_SET PROBLEM_
Repeat the listing in full, word for word.

_EXTRACTED DATA_
____

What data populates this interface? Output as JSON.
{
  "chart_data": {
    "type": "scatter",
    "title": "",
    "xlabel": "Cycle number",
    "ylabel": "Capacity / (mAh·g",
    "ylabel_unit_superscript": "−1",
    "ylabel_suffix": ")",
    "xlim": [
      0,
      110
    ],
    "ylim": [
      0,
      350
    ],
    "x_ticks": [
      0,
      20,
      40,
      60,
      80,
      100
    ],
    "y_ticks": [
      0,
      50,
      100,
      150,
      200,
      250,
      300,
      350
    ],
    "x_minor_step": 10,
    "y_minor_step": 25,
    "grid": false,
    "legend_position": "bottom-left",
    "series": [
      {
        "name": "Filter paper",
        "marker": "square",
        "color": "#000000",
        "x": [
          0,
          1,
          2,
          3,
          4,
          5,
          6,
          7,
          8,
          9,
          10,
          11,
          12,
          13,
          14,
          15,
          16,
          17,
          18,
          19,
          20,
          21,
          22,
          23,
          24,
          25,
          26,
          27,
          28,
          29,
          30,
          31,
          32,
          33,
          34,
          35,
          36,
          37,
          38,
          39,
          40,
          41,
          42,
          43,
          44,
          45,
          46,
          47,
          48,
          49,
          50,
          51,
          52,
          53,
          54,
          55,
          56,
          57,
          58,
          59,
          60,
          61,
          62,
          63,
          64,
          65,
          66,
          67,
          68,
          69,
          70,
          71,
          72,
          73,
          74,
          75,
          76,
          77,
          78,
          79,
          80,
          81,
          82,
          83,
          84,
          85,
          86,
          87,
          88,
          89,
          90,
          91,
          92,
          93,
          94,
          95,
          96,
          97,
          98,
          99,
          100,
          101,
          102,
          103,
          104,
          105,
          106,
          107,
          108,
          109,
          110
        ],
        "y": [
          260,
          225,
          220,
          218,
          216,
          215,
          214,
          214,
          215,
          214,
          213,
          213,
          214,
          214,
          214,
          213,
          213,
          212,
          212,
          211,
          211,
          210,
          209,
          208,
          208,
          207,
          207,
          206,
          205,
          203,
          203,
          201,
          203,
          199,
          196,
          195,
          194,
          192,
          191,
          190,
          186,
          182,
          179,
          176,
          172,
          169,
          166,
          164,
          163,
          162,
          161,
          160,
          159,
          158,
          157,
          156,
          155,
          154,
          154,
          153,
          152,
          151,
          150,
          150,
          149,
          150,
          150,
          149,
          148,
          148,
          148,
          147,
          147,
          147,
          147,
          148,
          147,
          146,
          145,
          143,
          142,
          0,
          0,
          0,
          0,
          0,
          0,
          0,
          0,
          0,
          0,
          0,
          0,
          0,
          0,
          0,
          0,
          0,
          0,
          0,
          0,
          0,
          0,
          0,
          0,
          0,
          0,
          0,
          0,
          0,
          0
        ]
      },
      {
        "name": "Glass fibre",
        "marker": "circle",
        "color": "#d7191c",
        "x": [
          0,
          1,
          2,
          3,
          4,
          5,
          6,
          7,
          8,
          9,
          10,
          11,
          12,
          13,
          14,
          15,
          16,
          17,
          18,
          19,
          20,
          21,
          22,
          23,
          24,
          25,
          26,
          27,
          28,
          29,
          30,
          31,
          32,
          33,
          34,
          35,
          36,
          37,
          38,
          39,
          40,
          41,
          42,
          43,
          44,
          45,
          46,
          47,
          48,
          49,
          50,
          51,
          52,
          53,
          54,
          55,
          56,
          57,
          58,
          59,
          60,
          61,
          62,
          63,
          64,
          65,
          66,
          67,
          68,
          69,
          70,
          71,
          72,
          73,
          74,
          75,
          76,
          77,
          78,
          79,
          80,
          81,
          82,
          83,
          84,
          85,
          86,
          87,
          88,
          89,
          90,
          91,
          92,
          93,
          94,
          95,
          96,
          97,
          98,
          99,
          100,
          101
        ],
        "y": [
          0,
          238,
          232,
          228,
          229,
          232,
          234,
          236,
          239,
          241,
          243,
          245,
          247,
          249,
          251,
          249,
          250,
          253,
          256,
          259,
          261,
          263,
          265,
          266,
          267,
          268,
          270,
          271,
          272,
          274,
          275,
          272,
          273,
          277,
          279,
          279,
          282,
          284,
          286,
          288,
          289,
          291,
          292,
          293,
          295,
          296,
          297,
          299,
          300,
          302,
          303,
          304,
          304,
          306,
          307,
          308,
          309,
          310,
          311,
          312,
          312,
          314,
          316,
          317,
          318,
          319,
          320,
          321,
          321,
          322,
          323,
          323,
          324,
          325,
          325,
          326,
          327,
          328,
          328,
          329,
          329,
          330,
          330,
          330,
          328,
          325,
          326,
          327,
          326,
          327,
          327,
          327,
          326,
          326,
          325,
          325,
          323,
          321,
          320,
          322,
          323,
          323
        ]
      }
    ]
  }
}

____

_TASK ANSWER_
What data populates this interface? Output as JSON.
{
  "chart_data": {
    "type": "scatter",
    "title": "",
    "xlabel": "Cycle number",
    "ylabel": "Capacity / (mAh·g",
    "ylabel_unit_superscript": "−1",
    "ylabel_suffix": ")",
    "xlim": [
      0,
      110
    ],
    "ylim": [
      0,
      350
    ],
    "x_ticks": [
      0,
      20,
      40,
      60,
      80,
      100
    ],
    "y_ticks": [
      0,
      50,
      100,
      150,
      200,
      250,
      300,
      350
    ],
    "x_minor_step": 10,
    "y_minor_step": 25,
    "grid": false,
    "legend_position": "bottom-left",
    "series": [
      {
        "name": "Filter paper",
        "marker": "square",
        "color": "#000000",
        "x": [
          0,
          1,
          2,
          3,
          4,
          5,
          6,
          7,
          8,
          9,
          10,
          11,
          12,
          13,
          14,
          15,
          16,
          17,
          18,
          19,
          20,
          21,
          22,
          23,
          24,
          25,
          26,
          27,
          28,
          29,
          30,
          31,
          32,
          33,
          34,
          35,
          36,
          37,
          38,
          39,
          40,
          41,
          42,
          43,
          44,
          45,
          46,
          47,
          48,
          49,
          50,
          51,
          52,
          53,
          54,
          55,
          56,
          57,
          58,
          59,
          60,
          61,
          62,
          63,
          64,
          65,
          66,
          67,
          68,
          69,
          70,
          71,
          72,
          73,
          74,
          75,
          76,
          77,
          78,
          79,
          80,
          81,
          82,
          83,
          84,
          85,
          86,
          87,
          88,
          89,
          90,
          91,
          92,
          93,
          94,
          95,
          96,
          97,
          98,
          99,
          100,
          101,
          102,
          103,
          104,
          105,
          106,
          107,
          108,
          109,
          110
        ],
        "y": [
          260,
          225,
          220,
          218,
          216,
          215,
          214,
          214,
          215,
          214,
          213,
          213,
          214,
          214,
          214,
          213,
          213,
          212,
          212,
          211,
          211,
          210,
          209,
          208,
          208,
          207,
          207,
          206,
          205,
          203,
          203,
          201,
          203,
          199,
          196,
          195,
          194,
          192,
          191,
          190,
          186,
          182,
          179,
          176,
          172,
          169,
          166,
          164,
          163,
          162,
          161,
          160,
          159,
          158,
          157,
          156,
          155,
          154,
          154,
          153,
          152,
          151,
          150,
          150,
          149,
          150,
          150,
          149,
          148,
          148,
          148,
          147,
          147,
          147,
          147,
          148,
          147,
          146,
          145,
          143,
          142,
          0,
          0,
          0,
          0,
          0,
          0,
          0,
          0,
          0,
          0,
          0,
          0,
          0,
          0,
          0,
          0,
          0,
          0,
          0,
          0,
          0,
          0,
          0,
          0,
          0,
          0,
          0,
          0,
          0,
          0
        ]
      },
      {
        "name": "Glass fibre",
        "marker": "circle",
        "color": "#d7191c",
        "x": [
          0,
          1,
          2,
          3,
          4,
          5,
          6,
          7,
          8,
          9,
          10,
          11,
          12,
          13,
          14,
          15,
          16,
          17,
          18,
          19,
          20,
          21,
          22,
          23,
          24,
          25,
          26,
          27,
          28,
          29,
          30,
          31,
          32,
          33,
          34,
          35,
          36,
          37,
          38,
          39,
          40,
          41,
          42,
          43,
          44,
          45,
          46,
          47,
          48,
          49,
          50,
          51,
          52,
          53,
          54,
          55,
          56,
          57,
          58,
          59,
          60,
          61,
          62,
          63,
          64,
          65,
          66,
          67,
          68,
          69,
          70,
          71,
          72,
          73,
          74,
          75,
          76,
          77,
          78,
          79,
          80,
          81,
          82,
          83,
          84,
          85,
          86,
          87,
          88,
          89,
          90,
          91,
          92,
          93,
          94,
          95,
          96,
          97,
          98,
          99,
          100,
          101
        ],
        "y": [
          0,
          238,
          232,
          228,
          229,
          232,
          234,
          236,
          239,
          241,
          243,
          245,
          247,
          249,
          251,
          249,
          250,
          253,
          256,
          259,
          261,
          263,
          265,
          266,
          267,
          268,
          270,
          271,
          272,
          274,
          275,
          272,
          273,
          277,
          279,
          279,
          282,
          284,
          286,
          288,
          289,
          291,
          292,
          293,
          295,
          296,
          297,
          299,
          300,
          302,
          303,
          304,
          304,
          306,
          307,
          308,
          309,
          310,
          311,
          312,
          312,
          314,
          316,
          317,
          318,
          319,
          320,
          321,
          321,
          322,
          323,
          323,
          324,
          325,
          325,
          326,
          327,
          328,
          328,
          329,
          329,
          330,
          330,
          330,
          328,
          325,
          326,
          327,
          326,
          327,
          327,
          327,
          326,
          326,
          325,
          325,
          323,
          321,
          320,
          322,
          323,
          323
        ]
      }
    ]
  }
}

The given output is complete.